##### INPUT FOR THIS TASK

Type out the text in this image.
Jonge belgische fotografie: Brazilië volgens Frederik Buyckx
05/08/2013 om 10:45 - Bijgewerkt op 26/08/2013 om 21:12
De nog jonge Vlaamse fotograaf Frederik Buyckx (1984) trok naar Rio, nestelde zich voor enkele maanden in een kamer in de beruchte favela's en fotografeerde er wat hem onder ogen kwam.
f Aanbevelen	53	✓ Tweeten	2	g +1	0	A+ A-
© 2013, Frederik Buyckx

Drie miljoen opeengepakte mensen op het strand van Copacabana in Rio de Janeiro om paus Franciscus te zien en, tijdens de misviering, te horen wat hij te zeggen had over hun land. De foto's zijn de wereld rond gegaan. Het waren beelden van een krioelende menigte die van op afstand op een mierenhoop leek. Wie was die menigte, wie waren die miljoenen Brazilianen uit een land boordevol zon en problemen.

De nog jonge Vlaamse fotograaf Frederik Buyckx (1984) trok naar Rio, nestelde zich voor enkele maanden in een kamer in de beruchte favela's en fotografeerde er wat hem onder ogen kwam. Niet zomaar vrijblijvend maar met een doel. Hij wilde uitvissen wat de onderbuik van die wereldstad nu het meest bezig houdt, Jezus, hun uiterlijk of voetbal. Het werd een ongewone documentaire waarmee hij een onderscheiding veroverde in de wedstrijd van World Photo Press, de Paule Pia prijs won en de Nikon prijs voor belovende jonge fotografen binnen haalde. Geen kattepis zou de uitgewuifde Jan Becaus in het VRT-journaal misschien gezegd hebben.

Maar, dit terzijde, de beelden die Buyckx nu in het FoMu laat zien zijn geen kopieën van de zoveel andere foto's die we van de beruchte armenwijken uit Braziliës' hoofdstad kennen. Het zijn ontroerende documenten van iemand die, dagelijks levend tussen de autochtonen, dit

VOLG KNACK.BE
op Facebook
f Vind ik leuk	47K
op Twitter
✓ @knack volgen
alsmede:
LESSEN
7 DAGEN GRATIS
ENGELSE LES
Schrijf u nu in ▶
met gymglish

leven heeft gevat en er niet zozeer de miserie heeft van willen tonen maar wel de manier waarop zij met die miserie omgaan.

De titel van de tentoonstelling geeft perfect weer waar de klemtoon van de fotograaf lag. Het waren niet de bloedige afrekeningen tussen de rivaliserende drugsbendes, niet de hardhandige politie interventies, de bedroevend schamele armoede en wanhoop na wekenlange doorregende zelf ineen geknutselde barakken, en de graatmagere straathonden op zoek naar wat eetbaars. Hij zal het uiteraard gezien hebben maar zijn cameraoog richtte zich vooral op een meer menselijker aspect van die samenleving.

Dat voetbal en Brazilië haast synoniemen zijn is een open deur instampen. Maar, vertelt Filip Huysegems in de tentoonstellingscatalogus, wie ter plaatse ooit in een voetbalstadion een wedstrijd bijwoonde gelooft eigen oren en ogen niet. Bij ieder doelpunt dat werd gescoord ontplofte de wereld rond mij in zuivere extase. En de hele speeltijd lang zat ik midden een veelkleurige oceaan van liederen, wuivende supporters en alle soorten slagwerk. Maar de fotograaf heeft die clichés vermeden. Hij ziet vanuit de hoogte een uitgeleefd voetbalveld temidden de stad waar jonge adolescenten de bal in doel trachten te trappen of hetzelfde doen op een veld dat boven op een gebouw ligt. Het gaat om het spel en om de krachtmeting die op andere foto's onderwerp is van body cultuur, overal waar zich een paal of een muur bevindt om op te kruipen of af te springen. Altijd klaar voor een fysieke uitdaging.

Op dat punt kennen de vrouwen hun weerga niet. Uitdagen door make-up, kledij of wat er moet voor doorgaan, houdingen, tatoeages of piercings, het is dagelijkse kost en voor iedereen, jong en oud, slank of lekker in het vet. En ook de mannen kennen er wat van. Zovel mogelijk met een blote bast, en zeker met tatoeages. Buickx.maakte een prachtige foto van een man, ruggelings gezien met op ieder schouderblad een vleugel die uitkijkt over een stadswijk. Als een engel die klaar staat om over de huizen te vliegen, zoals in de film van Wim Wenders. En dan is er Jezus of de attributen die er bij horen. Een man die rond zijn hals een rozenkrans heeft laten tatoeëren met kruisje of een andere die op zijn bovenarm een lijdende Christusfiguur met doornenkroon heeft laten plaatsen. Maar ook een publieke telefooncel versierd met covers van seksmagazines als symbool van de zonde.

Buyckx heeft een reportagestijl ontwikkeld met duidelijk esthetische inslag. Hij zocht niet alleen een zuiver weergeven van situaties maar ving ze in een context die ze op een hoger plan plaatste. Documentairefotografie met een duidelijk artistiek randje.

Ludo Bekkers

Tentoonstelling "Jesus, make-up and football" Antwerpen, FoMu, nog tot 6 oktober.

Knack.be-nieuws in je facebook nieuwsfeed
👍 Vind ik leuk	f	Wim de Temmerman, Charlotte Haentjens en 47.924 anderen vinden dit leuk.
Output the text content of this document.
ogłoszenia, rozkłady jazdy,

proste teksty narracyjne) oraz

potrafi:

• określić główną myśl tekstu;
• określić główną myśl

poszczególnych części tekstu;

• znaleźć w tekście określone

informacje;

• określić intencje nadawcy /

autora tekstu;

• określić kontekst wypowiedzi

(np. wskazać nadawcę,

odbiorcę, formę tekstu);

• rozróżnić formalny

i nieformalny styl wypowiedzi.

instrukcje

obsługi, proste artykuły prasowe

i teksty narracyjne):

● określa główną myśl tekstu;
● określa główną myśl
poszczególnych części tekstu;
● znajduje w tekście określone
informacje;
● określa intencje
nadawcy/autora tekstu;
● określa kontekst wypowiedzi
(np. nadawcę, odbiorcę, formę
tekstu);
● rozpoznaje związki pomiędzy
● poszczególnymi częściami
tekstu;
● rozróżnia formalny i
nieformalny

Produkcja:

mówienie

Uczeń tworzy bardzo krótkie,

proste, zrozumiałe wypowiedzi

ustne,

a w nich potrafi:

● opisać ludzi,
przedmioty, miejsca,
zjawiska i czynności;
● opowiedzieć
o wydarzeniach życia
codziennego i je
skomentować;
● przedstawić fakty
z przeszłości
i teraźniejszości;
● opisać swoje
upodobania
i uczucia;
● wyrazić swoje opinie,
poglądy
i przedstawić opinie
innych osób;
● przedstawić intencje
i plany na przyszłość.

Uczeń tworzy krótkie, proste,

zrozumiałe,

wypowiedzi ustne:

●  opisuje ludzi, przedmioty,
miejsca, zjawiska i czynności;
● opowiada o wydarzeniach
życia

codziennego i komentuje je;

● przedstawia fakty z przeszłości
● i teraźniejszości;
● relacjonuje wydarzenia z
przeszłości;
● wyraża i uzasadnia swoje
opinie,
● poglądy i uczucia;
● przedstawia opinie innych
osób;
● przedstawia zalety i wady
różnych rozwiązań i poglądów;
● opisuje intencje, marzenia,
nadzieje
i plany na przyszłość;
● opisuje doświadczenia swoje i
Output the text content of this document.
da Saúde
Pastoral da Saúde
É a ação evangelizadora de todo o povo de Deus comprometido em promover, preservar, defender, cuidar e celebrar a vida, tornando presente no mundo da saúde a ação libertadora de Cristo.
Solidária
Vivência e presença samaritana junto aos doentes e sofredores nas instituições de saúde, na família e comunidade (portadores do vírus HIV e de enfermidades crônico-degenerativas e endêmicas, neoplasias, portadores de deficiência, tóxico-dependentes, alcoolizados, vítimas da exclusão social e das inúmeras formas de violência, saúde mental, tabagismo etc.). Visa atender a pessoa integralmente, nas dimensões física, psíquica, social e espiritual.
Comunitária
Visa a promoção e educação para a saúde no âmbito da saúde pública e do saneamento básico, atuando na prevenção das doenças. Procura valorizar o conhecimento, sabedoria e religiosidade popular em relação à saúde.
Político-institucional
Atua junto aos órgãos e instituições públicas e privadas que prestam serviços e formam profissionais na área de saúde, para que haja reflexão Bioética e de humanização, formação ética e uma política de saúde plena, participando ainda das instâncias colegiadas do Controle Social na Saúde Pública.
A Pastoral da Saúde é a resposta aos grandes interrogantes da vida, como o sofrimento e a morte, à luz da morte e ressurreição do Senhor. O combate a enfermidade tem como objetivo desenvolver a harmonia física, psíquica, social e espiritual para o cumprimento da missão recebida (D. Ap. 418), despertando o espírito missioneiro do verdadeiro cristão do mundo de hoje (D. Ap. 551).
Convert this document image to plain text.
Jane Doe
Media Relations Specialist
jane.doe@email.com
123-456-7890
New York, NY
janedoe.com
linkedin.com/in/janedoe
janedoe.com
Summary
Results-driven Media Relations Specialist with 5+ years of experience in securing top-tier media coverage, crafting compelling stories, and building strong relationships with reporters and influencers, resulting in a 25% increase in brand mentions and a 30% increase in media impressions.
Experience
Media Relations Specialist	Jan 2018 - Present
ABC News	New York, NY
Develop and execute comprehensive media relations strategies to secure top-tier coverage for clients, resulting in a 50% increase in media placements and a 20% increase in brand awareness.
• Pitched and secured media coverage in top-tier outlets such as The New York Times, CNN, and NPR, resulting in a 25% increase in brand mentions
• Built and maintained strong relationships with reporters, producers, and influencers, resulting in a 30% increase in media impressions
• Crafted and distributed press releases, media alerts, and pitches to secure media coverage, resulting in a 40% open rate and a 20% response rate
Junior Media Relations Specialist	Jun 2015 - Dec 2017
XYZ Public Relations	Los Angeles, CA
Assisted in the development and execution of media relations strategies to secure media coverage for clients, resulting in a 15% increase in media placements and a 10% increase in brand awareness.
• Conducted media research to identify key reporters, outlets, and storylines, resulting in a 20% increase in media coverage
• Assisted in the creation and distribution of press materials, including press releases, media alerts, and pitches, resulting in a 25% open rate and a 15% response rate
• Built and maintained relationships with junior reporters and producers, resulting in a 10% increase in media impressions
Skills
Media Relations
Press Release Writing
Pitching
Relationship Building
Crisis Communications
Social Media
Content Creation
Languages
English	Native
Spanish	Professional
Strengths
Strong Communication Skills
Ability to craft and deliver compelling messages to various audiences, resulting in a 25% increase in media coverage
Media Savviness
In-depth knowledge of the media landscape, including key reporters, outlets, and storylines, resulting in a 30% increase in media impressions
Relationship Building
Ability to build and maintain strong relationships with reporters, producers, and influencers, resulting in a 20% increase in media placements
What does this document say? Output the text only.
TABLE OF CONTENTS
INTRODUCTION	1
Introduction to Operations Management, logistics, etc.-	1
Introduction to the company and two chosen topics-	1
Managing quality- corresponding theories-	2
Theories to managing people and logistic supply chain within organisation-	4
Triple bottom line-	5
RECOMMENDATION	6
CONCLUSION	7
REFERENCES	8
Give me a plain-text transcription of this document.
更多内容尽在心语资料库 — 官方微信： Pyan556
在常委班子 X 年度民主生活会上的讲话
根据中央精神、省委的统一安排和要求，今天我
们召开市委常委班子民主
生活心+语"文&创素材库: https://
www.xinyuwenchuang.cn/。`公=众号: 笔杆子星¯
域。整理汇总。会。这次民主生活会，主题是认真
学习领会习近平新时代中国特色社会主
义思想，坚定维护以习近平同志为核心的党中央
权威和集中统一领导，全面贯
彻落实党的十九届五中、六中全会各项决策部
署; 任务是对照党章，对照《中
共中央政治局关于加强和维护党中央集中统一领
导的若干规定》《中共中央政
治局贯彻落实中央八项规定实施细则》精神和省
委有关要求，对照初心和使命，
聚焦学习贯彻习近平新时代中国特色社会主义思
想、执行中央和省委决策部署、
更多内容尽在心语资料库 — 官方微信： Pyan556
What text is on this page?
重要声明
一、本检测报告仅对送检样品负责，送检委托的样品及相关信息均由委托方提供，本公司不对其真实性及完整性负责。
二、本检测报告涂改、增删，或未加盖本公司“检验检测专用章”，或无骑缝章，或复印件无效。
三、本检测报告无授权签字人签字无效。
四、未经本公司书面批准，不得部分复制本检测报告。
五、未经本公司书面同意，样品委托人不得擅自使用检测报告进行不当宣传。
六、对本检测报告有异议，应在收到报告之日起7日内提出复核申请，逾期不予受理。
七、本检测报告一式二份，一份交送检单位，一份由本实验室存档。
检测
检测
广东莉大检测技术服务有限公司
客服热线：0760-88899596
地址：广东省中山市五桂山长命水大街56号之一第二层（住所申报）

##########

• _DIRECTIONS_
Look through the listing above. Pick out each line with "intencje" and copy it.

• _RESPONSE TO THE TASK_
• określić intencje nadawcy /
● określa intencje
● przedstawić intencje
● opisuje intencje, marzenia,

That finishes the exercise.